■ Estratto del documento
Così che il dolo deve abbracciare anche tale aspetto, nel senso che, pur non essendo richiesta la coscienza e volontà dell’illiceità del fatto, nel caso di specie è necessaria la coscienza dell’antigiuridicità della condotta, la quale antigiuridicità (assumendo le forme di elemento normativo) deriva, per il reato che qui interessa, dalla illegittimità della assunzione o ritenzione del comando.
Consegue a ciò che l’elemento normativo inserito nella disposizione incriminatrice assume il ruolo di elemento del fatto, come tale soggiacente alla disciplina degli artt. 42 e 47 c.p..

(Omissis).


Usurpazione di comando -Reato di pericolo - Fattispecie.

(C.p.m.p., art. 114)

G.u.p. del Tribunale Militare di Padova, 27 gennaio 1993. Giud. Bocchini, p.m. conf., imp. F.; interposto appello.

Dal momento che l’usurpazione di comando consiste nell’indebita autoattribuzione di un potere di comando con conseguente turbativa nei confronti dell’attività del legittimo titolare del potere medesimo, il reato ben si realizza con l’emanazione di ordini e direttive contrastanti con le disposizioni del comandante e con altre manifestazioni di misconoscimento dell’autorità del medesimo.

(Omissis)

■ Compiti assegnati
1. Risponda alle seguenti domande sul testo sull'usurpazione di comando:
(a) Quale articolo del codice penale militare di pace viene richiamato?
(b) Quale organo giudicante ha emesso la decisione e in quale data?
(c) A quali articoli del codice penale soggiace l'elemento normativo inserito nella disposizione incriminatrice?
2. Prosegua il testo sull'usurpazione di comando a partire dal punto in cui si interrompe.

■ Elenco
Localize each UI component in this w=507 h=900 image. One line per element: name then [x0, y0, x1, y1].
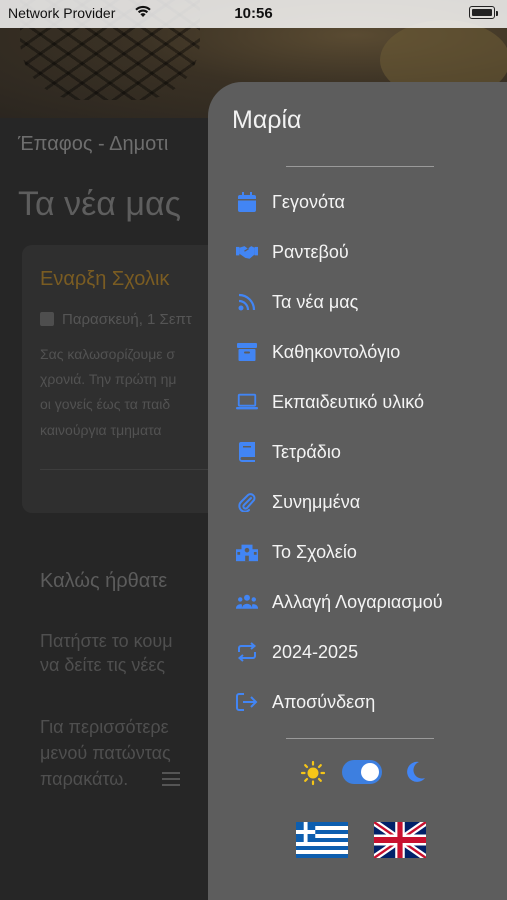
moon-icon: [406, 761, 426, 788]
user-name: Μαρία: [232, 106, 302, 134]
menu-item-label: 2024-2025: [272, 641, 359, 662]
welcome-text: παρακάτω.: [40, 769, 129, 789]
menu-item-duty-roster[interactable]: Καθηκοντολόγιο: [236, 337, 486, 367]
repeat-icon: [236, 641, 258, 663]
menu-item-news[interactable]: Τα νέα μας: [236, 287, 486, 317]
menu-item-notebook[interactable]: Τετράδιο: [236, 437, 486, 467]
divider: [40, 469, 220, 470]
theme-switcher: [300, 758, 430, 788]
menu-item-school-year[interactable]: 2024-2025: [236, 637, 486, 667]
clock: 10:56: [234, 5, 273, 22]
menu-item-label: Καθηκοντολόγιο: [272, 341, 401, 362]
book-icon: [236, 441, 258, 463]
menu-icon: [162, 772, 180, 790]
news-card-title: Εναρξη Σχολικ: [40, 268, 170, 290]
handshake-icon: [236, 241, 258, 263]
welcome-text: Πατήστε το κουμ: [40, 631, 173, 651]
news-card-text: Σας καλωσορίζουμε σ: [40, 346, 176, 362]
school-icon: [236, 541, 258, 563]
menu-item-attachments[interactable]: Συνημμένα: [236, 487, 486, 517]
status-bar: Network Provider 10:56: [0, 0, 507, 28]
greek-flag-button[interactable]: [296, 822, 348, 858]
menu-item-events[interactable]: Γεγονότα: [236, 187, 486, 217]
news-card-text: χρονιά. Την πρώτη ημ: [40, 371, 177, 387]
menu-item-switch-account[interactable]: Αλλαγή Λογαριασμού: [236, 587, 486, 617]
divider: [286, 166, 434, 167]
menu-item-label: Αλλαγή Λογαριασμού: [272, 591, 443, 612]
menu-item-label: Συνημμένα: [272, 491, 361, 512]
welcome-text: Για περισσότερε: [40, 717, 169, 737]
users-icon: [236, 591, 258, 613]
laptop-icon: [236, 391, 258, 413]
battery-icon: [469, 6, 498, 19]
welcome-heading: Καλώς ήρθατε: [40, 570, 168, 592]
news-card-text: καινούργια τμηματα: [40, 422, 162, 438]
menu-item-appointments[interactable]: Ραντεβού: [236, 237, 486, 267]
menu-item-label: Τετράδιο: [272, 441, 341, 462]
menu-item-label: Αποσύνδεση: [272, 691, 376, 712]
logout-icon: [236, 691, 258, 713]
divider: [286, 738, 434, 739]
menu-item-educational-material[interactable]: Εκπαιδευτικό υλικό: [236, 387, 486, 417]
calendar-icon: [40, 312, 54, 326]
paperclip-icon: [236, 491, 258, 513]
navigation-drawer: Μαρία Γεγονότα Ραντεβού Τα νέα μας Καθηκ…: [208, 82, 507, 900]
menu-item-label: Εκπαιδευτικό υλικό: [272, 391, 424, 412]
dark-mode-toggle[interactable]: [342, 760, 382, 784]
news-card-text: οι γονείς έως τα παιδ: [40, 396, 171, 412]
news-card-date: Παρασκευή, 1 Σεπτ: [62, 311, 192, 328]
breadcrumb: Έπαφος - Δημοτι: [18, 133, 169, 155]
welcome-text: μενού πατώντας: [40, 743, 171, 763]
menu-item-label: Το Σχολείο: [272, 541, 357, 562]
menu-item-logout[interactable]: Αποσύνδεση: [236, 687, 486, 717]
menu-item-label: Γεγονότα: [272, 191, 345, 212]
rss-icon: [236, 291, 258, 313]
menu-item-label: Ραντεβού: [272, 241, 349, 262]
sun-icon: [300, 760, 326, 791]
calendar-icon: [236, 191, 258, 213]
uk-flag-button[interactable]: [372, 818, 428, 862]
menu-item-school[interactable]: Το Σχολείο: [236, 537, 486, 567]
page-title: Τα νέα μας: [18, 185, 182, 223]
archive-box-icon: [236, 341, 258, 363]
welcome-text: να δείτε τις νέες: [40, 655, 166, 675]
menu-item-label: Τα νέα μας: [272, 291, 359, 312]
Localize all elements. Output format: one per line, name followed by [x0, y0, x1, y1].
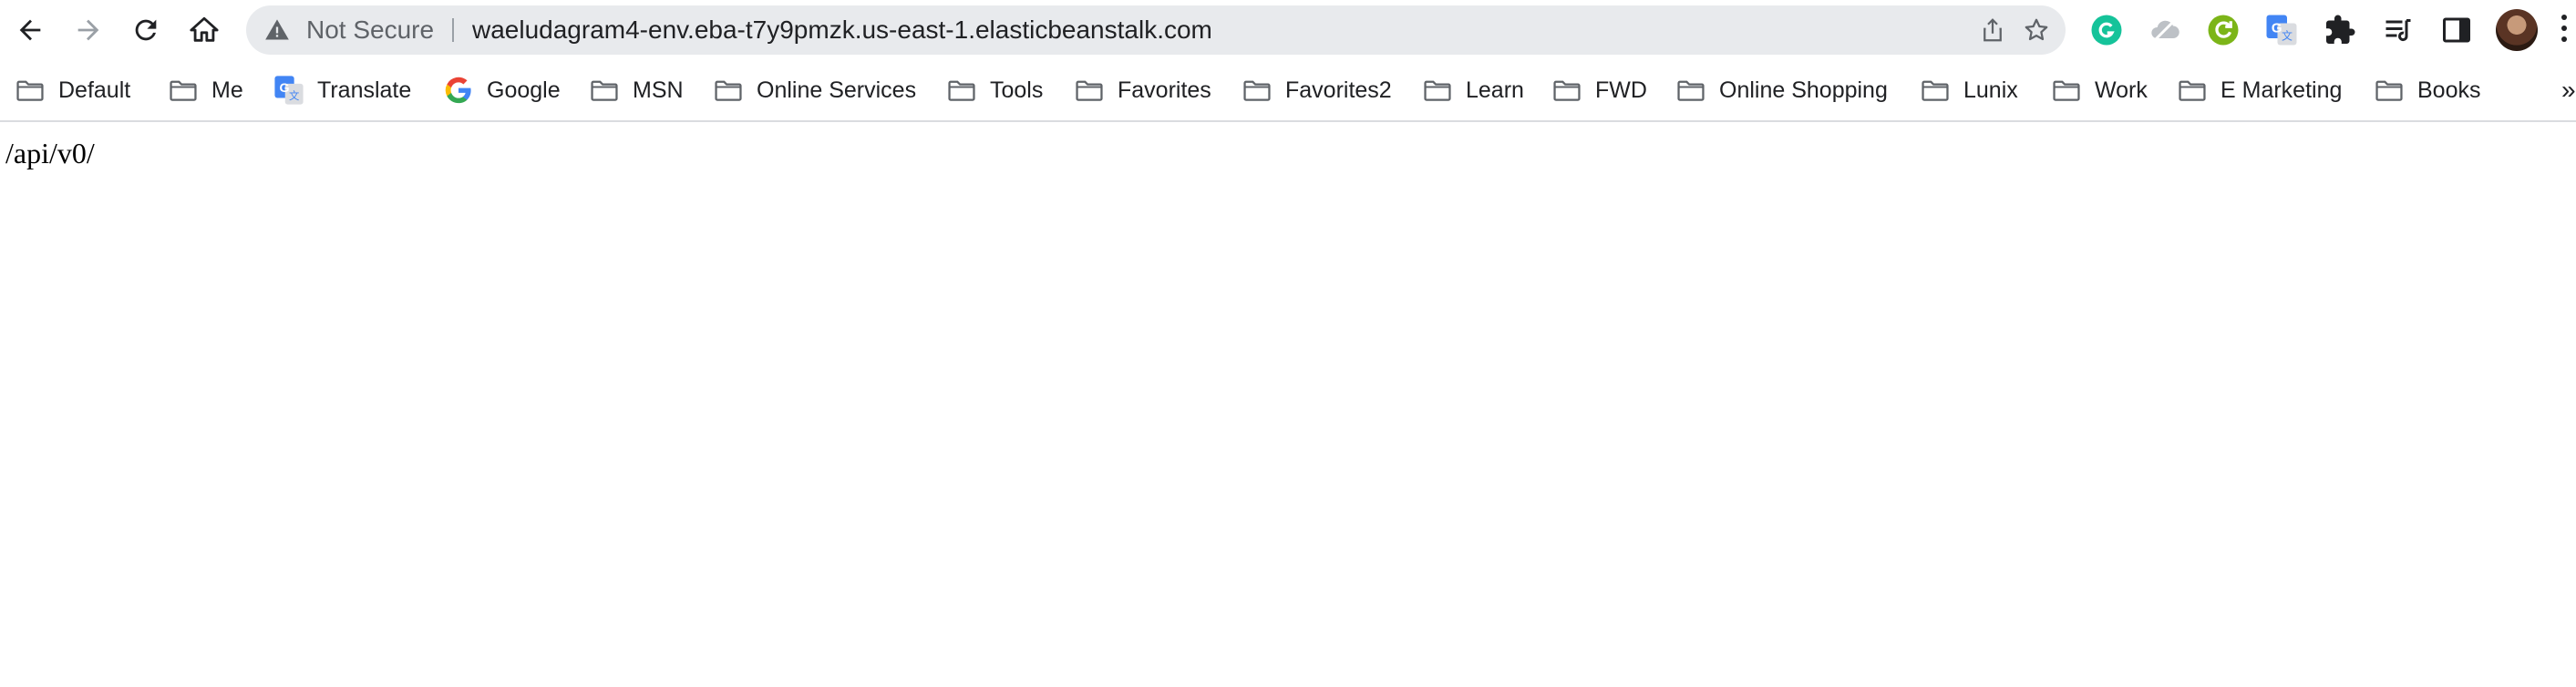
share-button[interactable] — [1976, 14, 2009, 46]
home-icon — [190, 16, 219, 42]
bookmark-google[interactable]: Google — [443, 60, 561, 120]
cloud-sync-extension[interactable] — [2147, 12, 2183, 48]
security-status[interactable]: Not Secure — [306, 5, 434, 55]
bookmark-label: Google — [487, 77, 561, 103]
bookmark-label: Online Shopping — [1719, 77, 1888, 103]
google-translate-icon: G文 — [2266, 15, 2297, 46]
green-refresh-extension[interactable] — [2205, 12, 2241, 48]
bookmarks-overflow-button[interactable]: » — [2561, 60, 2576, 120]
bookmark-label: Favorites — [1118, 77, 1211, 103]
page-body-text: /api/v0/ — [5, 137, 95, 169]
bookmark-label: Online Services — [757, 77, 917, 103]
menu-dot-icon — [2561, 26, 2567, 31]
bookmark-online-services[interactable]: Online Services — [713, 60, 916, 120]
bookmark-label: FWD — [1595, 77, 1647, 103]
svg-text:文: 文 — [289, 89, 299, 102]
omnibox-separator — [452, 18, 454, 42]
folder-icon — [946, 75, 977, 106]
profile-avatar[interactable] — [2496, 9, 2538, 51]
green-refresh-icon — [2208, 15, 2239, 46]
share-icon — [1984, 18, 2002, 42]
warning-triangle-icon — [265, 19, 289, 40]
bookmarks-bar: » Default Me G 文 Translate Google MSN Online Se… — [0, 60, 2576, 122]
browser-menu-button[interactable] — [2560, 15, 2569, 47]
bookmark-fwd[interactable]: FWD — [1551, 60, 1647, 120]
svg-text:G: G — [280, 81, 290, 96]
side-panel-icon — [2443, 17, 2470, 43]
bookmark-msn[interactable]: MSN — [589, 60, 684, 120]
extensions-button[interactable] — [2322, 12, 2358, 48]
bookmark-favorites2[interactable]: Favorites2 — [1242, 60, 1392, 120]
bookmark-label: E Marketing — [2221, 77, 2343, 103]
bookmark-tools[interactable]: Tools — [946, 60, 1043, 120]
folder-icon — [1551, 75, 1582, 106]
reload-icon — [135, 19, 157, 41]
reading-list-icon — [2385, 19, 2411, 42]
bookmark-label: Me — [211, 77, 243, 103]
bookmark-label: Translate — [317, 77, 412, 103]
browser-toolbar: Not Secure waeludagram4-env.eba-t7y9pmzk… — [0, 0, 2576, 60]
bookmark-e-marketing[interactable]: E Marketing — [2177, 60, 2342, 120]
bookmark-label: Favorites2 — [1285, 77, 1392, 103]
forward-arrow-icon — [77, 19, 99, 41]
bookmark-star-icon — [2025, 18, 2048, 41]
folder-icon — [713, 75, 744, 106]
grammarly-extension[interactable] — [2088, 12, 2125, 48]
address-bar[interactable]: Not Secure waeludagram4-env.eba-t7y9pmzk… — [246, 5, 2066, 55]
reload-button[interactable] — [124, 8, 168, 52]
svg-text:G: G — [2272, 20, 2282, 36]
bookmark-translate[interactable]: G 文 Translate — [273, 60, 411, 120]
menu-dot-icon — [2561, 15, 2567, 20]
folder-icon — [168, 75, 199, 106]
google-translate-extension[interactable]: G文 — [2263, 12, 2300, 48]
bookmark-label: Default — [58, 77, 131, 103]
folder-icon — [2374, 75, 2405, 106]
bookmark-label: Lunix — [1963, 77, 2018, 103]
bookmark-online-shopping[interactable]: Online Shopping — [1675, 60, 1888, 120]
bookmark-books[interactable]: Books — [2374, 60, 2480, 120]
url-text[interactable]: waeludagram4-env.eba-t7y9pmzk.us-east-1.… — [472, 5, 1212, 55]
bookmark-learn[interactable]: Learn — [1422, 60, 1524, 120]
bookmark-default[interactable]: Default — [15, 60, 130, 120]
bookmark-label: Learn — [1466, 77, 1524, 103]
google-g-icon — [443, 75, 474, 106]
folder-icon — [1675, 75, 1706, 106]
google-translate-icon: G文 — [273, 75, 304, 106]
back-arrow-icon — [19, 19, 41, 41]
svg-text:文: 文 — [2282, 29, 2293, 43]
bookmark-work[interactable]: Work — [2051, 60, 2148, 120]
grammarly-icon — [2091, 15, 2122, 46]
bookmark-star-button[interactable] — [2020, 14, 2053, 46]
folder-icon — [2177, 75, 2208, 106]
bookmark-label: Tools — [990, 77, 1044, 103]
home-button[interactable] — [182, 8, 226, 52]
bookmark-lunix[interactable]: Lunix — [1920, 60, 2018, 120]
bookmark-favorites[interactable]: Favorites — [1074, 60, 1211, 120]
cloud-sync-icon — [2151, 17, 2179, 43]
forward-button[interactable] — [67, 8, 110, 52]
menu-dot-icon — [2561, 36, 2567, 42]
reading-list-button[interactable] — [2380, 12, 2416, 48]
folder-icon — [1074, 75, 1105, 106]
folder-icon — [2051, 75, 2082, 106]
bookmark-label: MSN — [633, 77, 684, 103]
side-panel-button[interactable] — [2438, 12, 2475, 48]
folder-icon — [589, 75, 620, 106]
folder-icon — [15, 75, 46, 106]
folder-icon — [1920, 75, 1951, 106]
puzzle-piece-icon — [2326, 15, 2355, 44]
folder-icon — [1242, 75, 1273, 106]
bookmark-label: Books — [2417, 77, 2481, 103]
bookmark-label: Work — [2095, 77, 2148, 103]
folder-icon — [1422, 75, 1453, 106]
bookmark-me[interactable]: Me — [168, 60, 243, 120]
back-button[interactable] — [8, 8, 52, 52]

■ Risposte fornite
1.
(a) L'art. 114 del c.p.m.p.
(b) Il G.u.p. del Tribunale Militare di Padova, il 27 gennaio 1993.
(c) Agli artt. 42 e 47 c.p.

2.
All’odierna udienza il maresciallo F. è innanzitutto chiamato a rispondere del reato di usurpazione di comando (art. 114 c.p.m.p.). Tale reato nella sistematica del codice è inserito nell’ambito dei reati contro il servizio militare e, più precisamente, nella sezione I capo I che si occupa della violazione di doveri generali inerenti al comando, categoria nella quale il bene giuridico tutelato è il servizio militare in quanto esercizio di comando che garantisce che la prerogativa del comando sia assicurata esclusivamente a quei soggetti cui compete secondo l’ordinamento giuridico; rilievo questo di primaria importanza nel consorzio militare, rigorosamente organizzato secondo criteri gerarchici, dove quindi un attentato alle funzioni inerenti al comando minerebbe alle fondamenta il sistema in quanto introdurrebbe, con la creazione del disorientamento e del disordine, il seme dell’eversione.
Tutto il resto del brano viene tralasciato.